>> BEGIN

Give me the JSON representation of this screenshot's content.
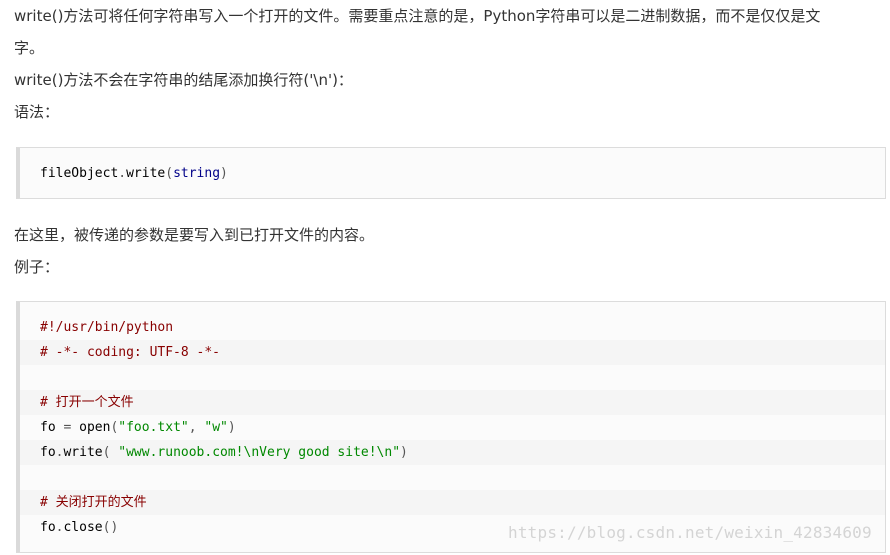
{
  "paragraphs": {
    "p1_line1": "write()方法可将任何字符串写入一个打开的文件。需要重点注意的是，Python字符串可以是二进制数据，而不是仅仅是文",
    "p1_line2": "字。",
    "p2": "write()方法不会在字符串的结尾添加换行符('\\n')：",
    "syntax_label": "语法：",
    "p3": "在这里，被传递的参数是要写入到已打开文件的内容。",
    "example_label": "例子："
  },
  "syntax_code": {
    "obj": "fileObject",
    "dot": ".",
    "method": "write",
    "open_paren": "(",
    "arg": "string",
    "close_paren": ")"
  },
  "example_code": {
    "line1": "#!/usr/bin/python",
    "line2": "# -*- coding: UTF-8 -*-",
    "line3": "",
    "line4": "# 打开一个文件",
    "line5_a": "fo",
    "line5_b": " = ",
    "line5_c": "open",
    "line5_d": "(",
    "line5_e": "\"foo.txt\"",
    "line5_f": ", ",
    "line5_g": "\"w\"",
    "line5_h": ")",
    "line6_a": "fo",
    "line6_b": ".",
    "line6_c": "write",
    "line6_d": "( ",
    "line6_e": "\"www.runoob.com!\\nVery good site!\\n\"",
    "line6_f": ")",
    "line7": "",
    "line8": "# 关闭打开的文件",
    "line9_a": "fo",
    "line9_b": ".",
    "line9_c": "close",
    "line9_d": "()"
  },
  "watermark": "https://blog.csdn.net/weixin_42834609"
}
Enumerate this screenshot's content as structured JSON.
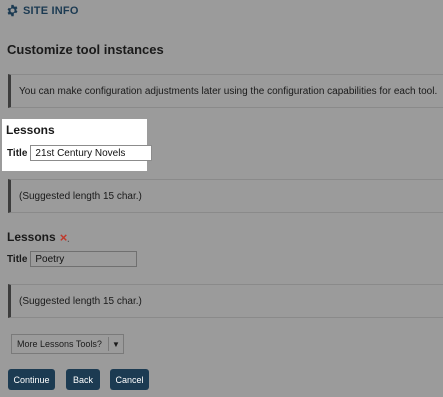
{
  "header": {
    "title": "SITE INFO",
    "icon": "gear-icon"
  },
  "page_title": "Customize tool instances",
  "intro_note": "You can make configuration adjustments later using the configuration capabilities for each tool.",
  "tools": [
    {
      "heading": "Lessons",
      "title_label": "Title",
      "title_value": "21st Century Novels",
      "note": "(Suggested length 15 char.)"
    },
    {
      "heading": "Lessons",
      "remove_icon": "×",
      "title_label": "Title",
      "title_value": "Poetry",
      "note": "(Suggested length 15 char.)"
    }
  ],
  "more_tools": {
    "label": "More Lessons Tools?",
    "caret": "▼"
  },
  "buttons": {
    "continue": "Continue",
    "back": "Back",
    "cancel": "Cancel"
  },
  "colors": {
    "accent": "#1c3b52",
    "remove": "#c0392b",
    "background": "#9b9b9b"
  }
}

>> END

### Short exercise
State, as a number only, how many lines in the entries include "write".

### Solution for this task
4